Exercise ::
Extract the text of each entry below exactly, leaving every image behind.

Extracted records ::
▼▼▼

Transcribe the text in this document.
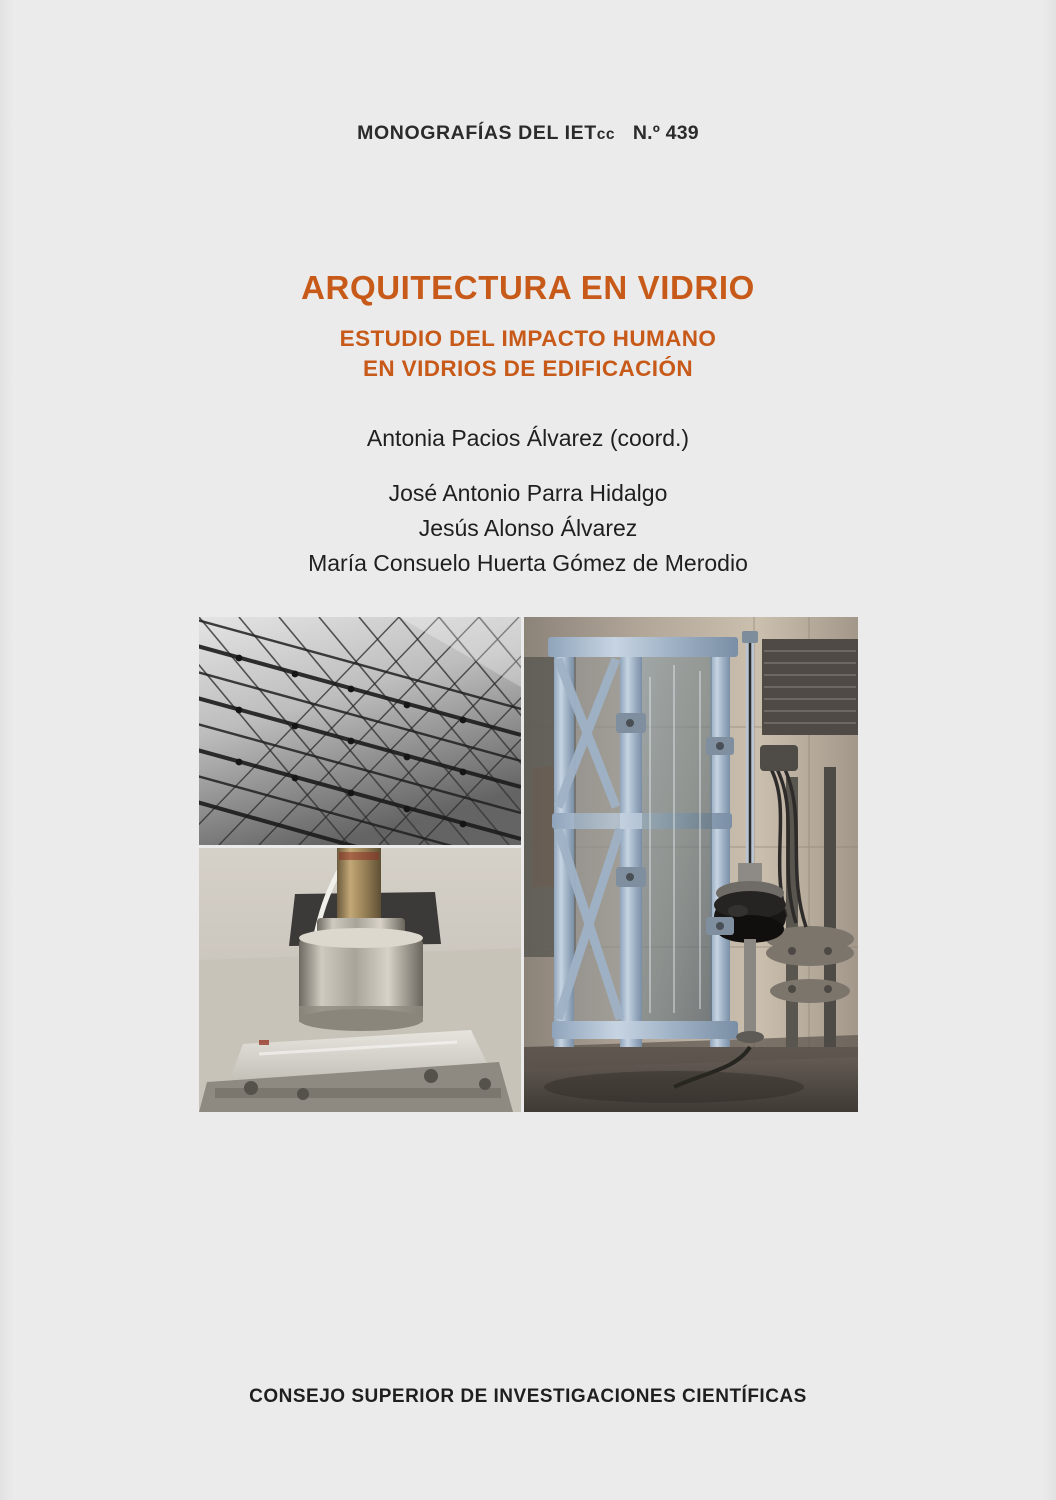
MONOGRAFÍAS DEL IETcc N.º 439
ARQUITECTURA EN VIDRIO
ESTUDIO DEL IMPACTO HUMANO
EN VIDRIOS DE EDIFICACIÓN
Antonia Pacios Álvarez (coord.)
José Antonio Parra Hidalgo
Jesús Alonso Álvarez
María Consuelo Huerta Gómez de Merodio
CONSEJO SUPERIOR DE INVESTIGACIONES CIENTÍFICAS
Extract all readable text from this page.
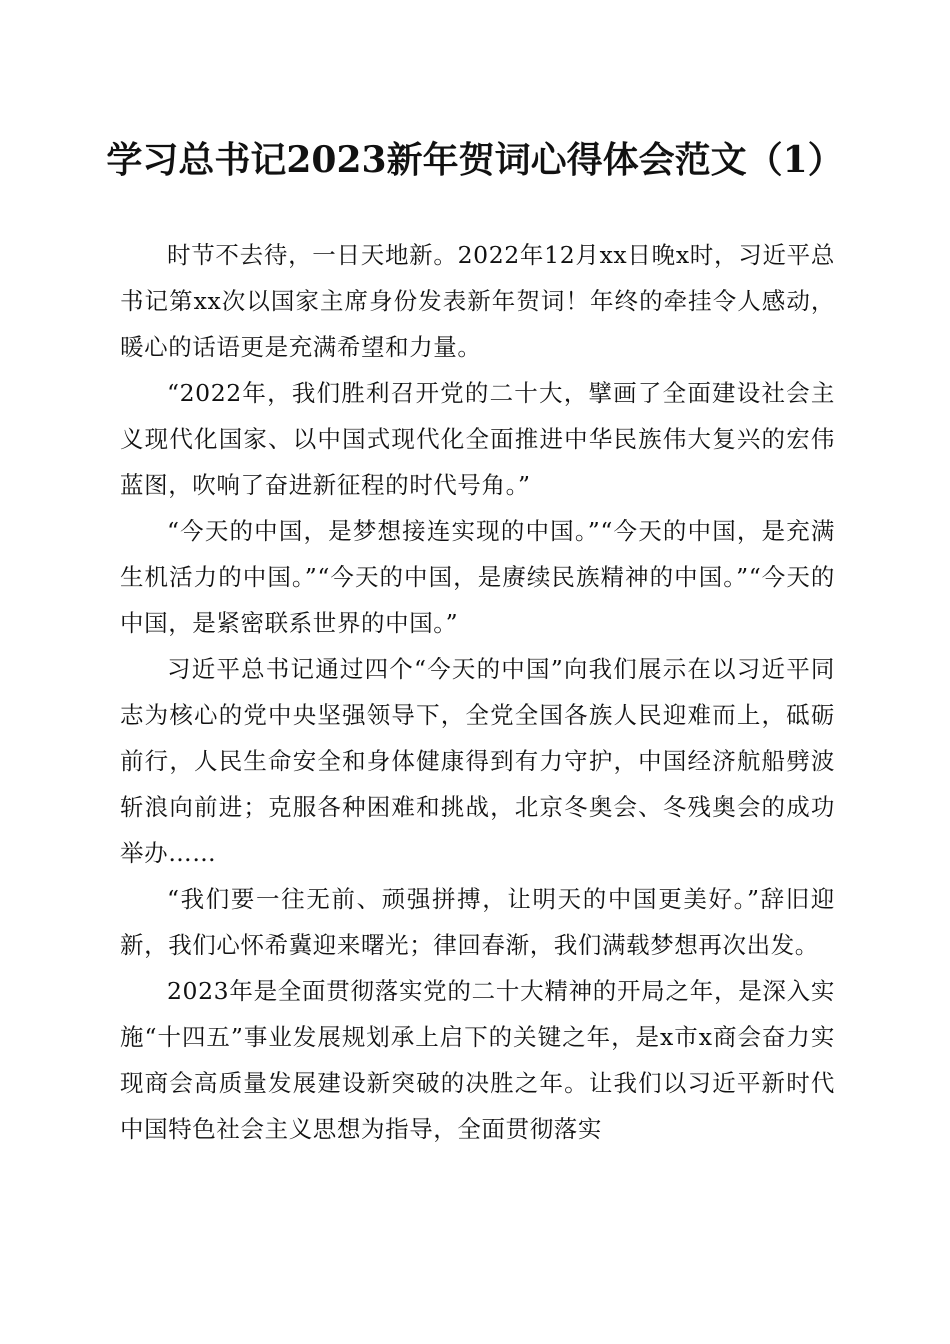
学习总书记2023新年贺词心得体会范文（1）

时节不去待，一日天地新。2022年12月xx日晚x时，习近平总书记第xx次以国家主席身份发表新年贺词！年终的牵挂令人感动，暖心的话语更是充满希望和力量。

“2022年，我们胜利召开党的二十大，擘画了全面建设社会主义现代化国家、以中国式现代化全面推进中华民族伟大复兴的宏伟蓝图，吹响了奋进新征程的时代号角。”

“今天的中国，是梦想接连实现的中国。”“今天的中国，是充满生机活力的中国。”“今天的中国，是赓续民族精神的中国。”“今天的中国，是紧密联系世界的中国。”

习近平总书记通过四个“今天的中国”向我们展示在以习近平同志为核心的党中央坚强领导下，全党全国各族人民迎难而上，砥砺前行，人民生命安全和身体健康得到有力守护，中国经济航船劈波斩浪向前进；克服各种困难和挑战，北京冬奥会、冬残奥会的成功举办……

“我们要一往无前、顽强拼搏，让明天的中国更美好。”辞旧迎新，我们心怀希冀迎来曙光；律回春渐，我们满载梦想再次出发。

2023年是全面贯彻落实党的二十大精神的开局之年，是深入实施“十四五”事业发展规划承上启下的关键之年，是x市x商会奋力实现商会高质量发展建设新突破的决胜之年。让我们以习近平新时代中国特色社会主义思想为指导，全面贯彻落实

▲▲▲

Full solution ::
Transcribe the text in this document.
MONOGRAFÍAS DEL IETcc N.º 439
ARQUITECTURA EN VIDRIO
ESTUDIO DEL IMPACTO HUMANO
EN VIDRIOS DE EDIFICACIÓN
Antonia Pacios Álvarez (coord.)
José Antonio Parra Hidalgo
Jesús Alonso Álvarez
María Consuelo Huerta Gómez de Merodio
CONSEJO SUPERIOR DE INVESTIGACIONES CIENTÍFICAS
Extract all readable text from this page.
学习总书记2023新年贺词心得体会范文（1）

时节不去待，一日天地新。2022年12月xx日晚x时，习近平总书记第xx次以国家主席身份发表新年贺词！年终的牵挂令人感动，暖心的话语更是充满希望和力量。

“2022年，我们胜利召开党的二十大，擘画了全面建设社会主义现代化国家、以中国式现代化全面推进中华民族伟大复兴的宏伟蓝图，吹响了奋进新征程的时代号角。”

“今天的中国，是梦想接连实现的中国。”“今天的中国，是充满生机活力的中国。”“今天的中国，是赓续民族精神的中国。”“今天的中国，是紧密联系世界的中国。”

习近平总书记通过四个“今天的中国”向我们展示在以习近平同志为核心的党中央坚强领导下，全党全国各族人民迎难而上，砥砺前行，人民生命安全和身体健康得到有力守护，中国经济航船劈波斩浪向前进；克服各种困难和挑战，北京冬奥会、冬残奥会的成功举办……

“我们要一往无前、顽强拼搏，让明天的中国更美好。”辞旧迎新，我们心怀希冀迎来曙光；律回春渐，我们满载梦想再次出发。

2023年是全面贯彻落实党的二十大精神的开局之年，是深入实施“十四五”事业发展规划承上启下的关键之年，是x市x商会奋力实现商会高质量发展建设新突破的决胜之年。让我们以习近平新时代中国特色社会主义思想为指导，全面贯彻落实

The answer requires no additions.